--- Start of Excerpted data ---
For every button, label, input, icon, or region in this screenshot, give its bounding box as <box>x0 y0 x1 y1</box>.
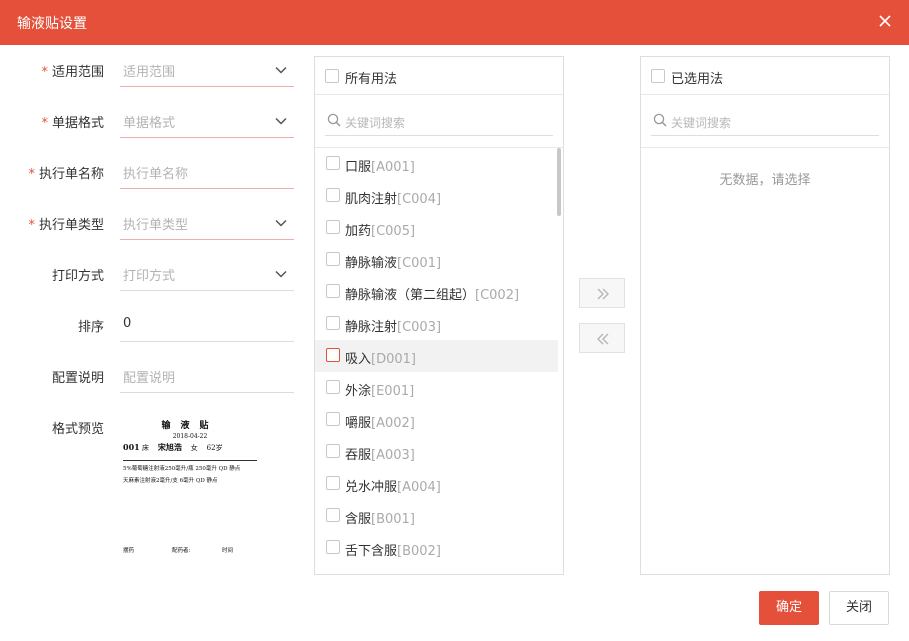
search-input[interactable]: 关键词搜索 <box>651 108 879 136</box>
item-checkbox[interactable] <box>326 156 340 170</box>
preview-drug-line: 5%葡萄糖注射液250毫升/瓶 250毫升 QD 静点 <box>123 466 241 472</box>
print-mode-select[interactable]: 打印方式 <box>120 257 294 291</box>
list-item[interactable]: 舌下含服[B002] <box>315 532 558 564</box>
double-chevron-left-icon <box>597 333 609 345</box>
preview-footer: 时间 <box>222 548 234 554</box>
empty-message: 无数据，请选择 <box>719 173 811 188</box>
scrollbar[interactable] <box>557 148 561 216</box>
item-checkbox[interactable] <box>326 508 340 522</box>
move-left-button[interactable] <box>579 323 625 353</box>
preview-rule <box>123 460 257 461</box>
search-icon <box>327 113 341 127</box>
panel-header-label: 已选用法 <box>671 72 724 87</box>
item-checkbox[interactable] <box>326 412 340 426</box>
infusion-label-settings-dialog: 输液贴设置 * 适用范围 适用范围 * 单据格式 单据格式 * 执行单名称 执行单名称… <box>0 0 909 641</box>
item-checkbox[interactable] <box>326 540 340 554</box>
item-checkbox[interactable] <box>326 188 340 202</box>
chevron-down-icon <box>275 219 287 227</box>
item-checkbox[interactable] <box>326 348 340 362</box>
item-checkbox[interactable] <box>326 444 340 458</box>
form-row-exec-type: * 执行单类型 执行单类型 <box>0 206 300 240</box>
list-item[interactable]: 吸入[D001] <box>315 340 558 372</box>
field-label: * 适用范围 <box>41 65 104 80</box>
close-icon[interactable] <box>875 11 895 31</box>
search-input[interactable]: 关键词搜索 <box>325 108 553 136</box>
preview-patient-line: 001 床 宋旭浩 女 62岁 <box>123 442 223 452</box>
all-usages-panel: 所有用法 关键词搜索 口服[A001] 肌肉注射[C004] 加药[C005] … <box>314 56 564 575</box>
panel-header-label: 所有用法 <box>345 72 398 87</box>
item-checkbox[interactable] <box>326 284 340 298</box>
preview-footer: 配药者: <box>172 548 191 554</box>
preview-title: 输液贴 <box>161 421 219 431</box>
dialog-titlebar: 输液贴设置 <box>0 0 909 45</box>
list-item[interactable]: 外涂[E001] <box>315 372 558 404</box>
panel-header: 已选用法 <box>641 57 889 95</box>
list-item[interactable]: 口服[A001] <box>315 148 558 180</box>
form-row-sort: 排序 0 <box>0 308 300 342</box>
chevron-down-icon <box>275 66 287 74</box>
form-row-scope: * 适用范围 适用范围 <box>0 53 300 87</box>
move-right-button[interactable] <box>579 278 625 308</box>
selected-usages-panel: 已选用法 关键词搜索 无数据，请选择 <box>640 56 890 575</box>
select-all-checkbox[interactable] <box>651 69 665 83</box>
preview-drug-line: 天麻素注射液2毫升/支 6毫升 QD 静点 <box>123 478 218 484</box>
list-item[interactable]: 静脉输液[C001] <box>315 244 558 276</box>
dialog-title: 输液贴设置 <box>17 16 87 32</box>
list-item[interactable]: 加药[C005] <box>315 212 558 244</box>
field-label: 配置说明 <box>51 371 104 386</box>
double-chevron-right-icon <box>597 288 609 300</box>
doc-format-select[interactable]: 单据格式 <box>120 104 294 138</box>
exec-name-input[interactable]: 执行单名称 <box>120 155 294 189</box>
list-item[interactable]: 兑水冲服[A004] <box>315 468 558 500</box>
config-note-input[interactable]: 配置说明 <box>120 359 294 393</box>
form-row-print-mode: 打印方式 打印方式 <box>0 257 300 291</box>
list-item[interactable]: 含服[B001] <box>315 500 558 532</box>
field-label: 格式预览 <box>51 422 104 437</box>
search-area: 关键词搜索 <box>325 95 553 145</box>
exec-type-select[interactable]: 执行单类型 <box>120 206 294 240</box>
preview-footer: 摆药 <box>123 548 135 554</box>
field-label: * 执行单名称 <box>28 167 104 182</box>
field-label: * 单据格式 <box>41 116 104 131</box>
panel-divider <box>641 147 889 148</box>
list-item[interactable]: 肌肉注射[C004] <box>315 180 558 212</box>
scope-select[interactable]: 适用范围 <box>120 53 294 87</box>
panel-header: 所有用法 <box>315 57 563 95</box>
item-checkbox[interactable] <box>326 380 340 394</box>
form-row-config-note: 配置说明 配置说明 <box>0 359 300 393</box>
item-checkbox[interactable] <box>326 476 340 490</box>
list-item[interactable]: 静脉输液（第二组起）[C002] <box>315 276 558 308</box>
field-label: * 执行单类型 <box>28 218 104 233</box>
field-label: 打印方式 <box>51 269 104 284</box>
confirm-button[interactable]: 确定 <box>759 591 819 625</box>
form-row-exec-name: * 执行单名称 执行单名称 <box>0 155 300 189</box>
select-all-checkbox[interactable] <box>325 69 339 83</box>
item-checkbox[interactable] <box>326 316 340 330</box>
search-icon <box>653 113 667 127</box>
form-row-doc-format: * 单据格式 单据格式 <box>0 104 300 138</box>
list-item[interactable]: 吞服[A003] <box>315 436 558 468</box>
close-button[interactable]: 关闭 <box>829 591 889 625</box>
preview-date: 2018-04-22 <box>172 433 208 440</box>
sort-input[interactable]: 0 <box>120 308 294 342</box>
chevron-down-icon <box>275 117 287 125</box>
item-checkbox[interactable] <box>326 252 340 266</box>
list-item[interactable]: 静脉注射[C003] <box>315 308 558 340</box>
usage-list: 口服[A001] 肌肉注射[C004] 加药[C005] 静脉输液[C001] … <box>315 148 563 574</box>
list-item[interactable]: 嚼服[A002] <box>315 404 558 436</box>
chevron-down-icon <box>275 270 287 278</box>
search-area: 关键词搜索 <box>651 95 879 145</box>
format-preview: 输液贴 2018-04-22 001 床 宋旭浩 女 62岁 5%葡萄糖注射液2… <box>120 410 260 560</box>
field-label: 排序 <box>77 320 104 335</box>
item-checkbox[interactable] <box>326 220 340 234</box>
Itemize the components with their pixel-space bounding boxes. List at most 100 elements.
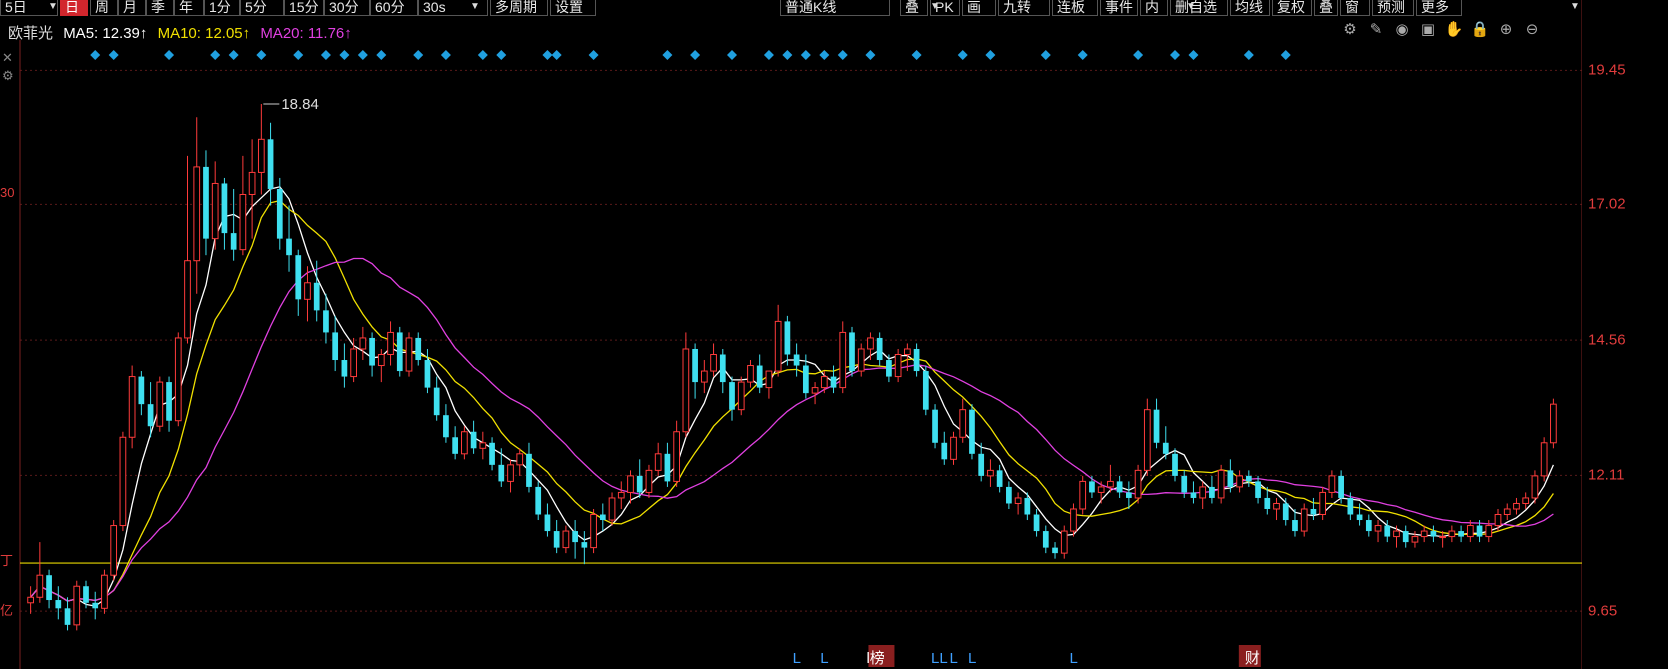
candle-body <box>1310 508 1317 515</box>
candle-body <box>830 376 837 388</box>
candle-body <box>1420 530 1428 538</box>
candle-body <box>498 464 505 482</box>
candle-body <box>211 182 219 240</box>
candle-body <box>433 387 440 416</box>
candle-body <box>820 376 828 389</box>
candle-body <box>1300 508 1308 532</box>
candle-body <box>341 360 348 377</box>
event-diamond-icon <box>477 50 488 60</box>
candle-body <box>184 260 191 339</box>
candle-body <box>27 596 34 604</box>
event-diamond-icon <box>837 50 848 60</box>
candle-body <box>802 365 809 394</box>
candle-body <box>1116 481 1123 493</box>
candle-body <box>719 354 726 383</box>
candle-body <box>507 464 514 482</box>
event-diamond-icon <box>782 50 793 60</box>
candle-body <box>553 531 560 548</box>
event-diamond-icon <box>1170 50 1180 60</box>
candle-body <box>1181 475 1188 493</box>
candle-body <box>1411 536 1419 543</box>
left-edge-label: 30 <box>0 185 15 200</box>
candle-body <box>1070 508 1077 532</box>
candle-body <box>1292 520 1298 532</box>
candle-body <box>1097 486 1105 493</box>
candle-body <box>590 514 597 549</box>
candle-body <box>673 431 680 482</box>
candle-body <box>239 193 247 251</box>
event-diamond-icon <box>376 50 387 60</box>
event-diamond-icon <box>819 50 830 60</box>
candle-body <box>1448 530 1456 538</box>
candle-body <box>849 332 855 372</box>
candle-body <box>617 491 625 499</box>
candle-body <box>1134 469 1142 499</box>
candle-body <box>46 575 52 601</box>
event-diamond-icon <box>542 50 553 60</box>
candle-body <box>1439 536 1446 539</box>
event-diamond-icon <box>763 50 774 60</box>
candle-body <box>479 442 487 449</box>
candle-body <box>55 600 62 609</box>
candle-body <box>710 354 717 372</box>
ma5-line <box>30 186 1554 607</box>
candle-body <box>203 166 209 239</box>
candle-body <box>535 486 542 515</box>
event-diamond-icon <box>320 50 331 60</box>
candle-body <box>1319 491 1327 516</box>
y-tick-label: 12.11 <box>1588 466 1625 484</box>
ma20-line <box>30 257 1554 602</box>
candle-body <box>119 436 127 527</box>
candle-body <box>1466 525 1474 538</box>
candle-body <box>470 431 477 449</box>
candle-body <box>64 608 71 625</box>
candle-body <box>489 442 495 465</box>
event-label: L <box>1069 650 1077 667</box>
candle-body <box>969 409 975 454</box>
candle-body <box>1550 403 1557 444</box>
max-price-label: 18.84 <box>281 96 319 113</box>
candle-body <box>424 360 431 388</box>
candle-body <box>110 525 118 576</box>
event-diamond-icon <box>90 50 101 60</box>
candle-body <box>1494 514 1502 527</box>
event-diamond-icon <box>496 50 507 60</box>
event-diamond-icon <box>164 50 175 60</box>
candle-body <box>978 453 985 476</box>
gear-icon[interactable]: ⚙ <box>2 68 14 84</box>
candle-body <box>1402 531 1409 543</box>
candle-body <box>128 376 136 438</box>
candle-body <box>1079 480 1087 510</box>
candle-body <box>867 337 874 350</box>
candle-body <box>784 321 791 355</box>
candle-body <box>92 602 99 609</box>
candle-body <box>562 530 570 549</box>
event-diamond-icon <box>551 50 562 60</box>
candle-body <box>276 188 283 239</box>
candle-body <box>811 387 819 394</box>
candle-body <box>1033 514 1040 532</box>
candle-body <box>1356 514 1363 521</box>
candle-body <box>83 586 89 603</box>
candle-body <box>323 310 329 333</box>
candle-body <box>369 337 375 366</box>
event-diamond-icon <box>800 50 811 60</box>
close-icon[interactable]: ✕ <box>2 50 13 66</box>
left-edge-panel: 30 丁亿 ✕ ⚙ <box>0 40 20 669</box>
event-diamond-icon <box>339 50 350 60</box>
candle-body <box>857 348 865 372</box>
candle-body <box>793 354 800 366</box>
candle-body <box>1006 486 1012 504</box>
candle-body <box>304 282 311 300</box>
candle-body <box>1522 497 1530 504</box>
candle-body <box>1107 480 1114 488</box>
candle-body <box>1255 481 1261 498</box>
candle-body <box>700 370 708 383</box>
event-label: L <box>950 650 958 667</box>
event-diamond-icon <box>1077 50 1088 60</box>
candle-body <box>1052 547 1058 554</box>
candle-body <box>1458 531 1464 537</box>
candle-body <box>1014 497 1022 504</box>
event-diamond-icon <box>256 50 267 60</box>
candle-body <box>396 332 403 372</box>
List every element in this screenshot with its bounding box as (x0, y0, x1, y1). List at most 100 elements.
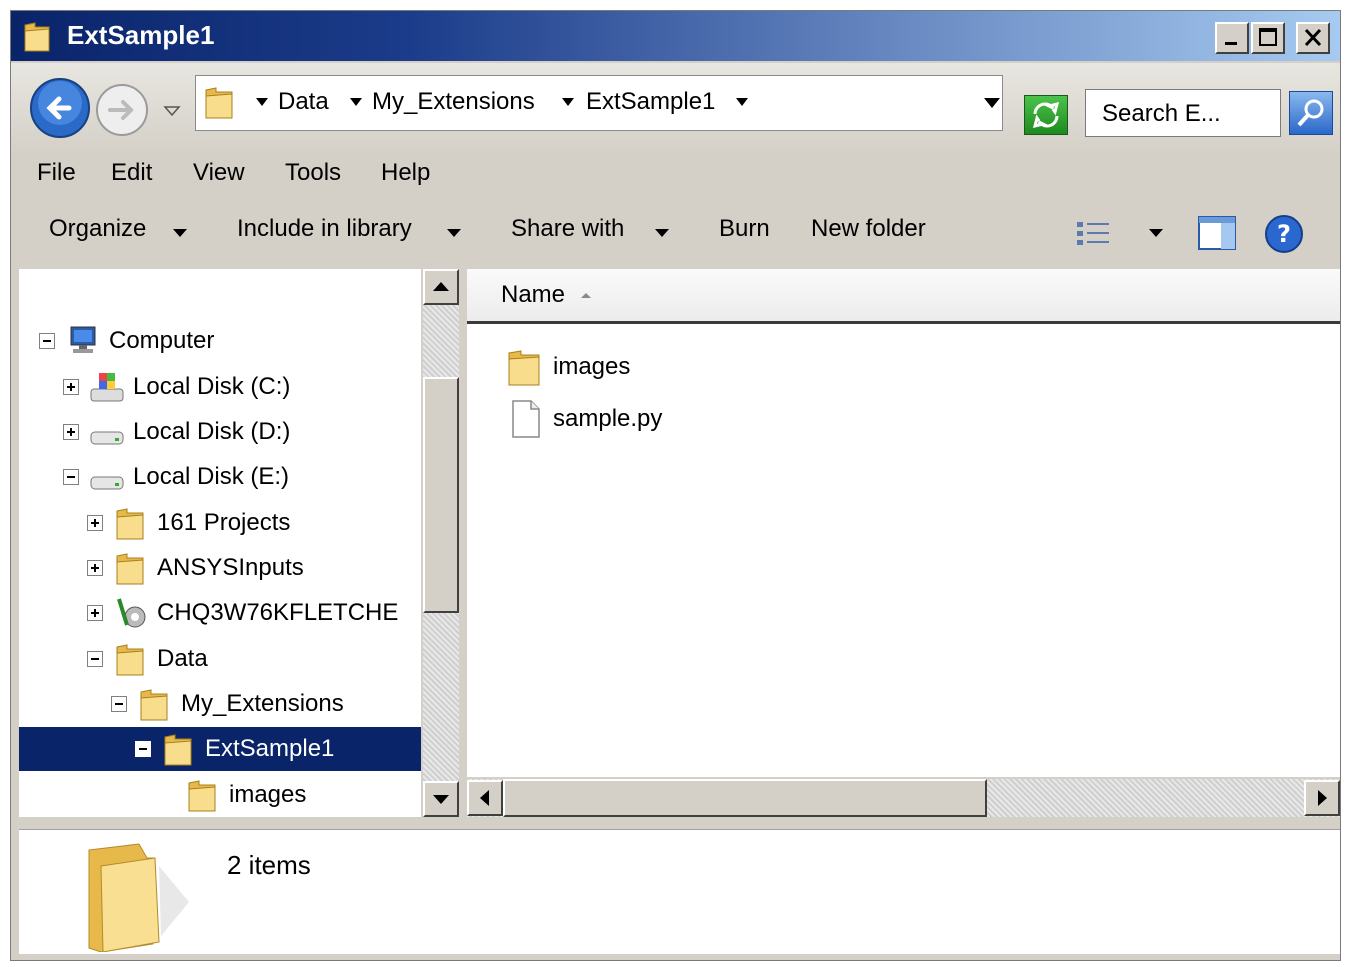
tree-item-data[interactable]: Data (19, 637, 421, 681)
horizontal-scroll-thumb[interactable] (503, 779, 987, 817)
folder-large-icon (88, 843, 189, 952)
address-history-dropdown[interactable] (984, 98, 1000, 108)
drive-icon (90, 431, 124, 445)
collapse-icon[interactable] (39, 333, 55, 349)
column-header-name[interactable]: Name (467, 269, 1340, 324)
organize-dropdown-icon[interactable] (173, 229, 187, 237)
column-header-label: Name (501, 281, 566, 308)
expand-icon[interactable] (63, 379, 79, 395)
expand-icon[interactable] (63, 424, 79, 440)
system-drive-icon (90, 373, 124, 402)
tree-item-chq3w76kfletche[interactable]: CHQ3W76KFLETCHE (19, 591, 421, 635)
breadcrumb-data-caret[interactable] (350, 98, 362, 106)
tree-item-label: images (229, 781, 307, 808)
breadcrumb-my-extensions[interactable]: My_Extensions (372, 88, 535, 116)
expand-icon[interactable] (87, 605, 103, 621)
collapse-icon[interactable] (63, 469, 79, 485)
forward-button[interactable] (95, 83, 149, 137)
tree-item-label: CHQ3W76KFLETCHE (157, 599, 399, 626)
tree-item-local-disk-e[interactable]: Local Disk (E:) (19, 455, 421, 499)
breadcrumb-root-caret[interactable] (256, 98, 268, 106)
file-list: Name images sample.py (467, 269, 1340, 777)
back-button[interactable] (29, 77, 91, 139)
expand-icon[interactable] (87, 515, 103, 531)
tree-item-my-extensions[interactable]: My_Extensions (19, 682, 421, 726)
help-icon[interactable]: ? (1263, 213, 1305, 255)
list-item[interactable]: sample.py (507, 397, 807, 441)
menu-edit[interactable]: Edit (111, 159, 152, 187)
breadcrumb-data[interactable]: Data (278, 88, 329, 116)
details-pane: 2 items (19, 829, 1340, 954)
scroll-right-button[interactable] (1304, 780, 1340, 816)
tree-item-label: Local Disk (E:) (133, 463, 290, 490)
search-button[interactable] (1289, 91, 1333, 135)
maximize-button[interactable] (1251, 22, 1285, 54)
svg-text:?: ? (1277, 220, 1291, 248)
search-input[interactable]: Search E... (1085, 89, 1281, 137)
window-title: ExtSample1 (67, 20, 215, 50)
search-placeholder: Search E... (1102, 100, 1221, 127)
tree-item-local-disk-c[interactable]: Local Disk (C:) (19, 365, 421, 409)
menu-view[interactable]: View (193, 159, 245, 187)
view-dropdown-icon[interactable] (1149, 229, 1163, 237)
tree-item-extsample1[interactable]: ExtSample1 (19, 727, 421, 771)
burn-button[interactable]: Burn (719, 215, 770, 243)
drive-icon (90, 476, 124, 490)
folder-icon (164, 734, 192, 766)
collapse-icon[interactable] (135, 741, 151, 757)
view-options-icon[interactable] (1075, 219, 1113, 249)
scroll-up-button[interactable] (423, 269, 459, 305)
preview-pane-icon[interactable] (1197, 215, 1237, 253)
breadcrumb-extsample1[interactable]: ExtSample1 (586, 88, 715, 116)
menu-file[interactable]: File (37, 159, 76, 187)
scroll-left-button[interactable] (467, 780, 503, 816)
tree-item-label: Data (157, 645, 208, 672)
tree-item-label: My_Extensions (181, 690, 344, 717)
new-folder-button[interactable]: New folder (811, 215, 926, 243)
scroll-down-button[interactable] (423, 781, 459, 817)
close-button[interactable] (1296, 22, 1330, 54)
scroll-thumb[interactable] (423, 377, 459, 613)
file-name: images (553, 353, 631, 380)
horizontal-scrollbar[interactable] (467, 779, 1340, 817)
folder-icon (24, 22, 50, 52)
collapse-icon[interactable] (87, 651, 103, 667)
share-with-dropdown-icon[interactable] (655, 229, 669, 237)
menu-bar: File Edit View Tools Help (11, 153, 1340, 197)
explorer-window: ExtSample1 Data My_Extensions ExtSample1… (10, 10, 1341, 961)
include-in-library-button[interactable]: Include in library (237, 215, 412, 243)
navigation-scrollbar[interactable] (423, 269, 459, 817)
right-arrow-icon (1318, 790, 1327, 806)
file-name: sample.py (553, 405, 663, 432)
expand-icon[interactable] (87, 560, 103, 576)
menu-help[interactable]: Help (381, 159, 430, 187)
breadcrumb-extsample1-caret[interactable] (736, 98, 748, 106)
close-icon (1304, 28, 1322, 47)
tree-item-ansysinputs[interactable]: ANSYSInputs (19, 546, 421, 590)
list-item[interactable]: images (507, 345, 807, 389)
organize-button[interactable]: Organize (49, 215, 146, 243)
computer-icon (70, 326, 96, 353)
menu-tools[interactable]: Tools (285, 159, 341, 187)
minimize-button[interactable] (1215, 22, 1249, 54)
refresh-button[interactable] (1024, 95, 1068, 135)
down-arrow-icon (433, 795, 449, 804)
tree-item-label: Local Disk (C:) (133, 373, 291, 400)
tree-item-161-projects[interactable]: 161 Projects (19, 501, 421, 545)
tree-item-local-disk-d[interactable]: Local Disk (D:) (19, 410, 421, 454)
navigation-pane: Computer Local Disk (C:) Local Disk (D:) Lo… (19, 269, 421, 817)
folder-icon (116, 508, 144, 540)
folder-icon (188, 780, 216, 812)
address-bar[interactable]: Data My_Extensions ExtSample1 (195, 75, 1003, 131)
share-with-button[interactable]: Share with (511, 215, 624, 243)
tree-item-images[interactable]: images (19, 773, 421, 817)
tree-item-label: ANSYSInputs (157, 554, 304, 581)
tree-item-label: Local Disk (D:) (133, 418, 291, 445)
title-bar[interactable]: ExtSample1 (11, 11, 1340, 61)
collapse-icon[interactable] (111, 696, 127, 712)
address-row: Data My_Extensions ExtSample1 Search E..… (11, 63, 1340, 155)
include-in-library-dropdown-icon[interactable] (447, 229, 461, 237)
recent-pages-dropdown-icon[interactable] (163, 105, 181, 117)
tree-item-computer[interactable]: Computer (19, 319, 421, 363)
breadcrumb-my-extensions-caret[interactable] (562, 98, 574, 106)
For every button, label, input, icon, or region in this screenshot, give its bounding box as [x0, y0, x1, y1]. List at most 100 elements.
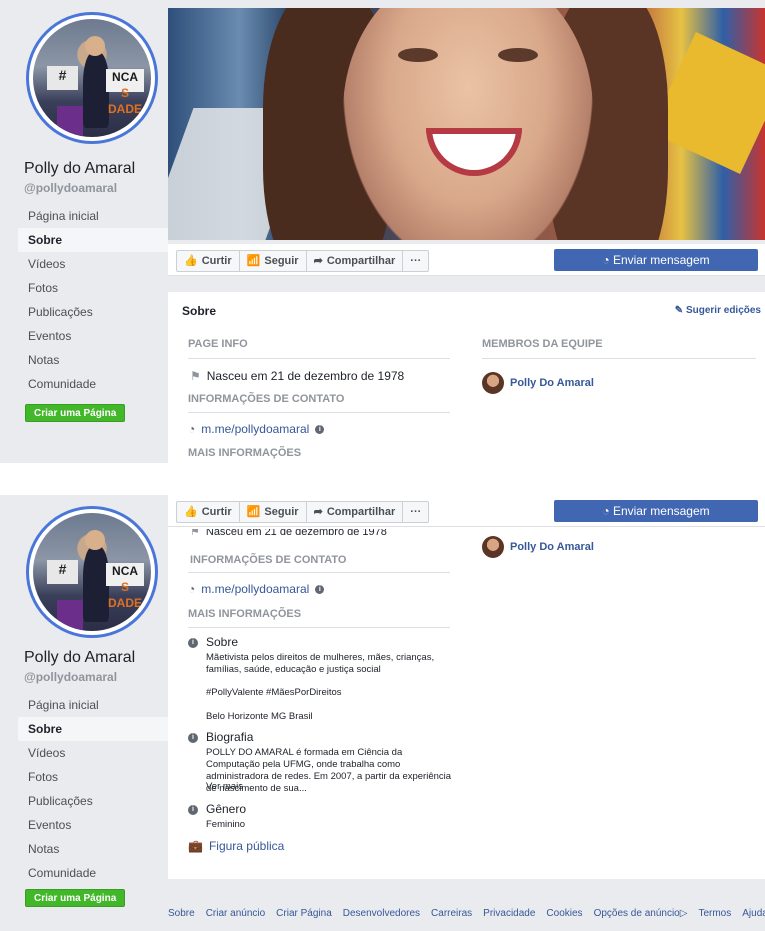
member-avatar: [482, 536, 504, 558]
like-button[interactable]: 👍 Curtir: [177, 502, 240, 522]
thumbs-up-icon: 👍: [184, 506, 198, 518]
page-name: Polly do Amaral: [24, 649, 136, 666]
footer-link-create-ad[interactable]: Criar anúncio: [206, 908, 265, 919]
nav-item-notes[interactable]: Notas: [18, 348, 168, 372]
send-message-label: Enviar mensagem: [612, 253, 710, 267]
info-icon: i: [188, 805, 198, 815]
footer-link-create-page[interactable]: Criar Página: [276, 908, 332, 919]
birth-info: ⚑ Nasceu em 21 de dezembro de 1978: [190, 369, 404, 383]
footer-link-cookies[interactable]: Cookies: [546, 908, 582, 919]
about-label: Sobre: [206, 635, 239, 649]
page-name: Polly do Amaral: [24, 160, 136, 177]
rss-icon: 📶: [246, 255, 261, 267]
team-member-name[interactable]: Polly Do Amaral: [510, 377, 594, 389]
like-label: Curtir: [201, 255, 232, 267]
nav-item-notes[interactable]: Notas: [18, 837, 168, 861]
--- End of Excerpted data ---
• The request
Edit the records by writing out only the lines from the one that has "search-input[interactable]: 关键词搜索 <box>651" through the one that has "move-left-button[interactable] <box>579 323". In those lines, change "item-checkbox" to "row-checkbox" and leave everything else the same.

• Result of this task
search-input[interactable]: 关键词搜索 <box>651 108 879 136</box>
row-checkbox[interactable] <box>326 156 340 170</box>
preview-drug-line: 5%葡萄糖注射液250毫升/瓶 250毫升 QD 静点 <box>123 466 241 472</box>
print-mode-select[interactable]: 打印方式 <box>120 257 294 291</box>
list-item[interactable]: 舌下含服[B002] <box>315 532 558 564</box>
double-chevron-left-icon <box>597 333 609 345</box>
preview-footer: 时间 <box>222 548 234 554</box>
empty-message: 无数据，请选择 <box>719 173 811 188</box>
scrollbar[interactable] <box>557 148 561 216</box>
row-checkbox[interactable] <box>326 508 340 522</box>
move-left-button[interactable] <box>579 323 625 353</box>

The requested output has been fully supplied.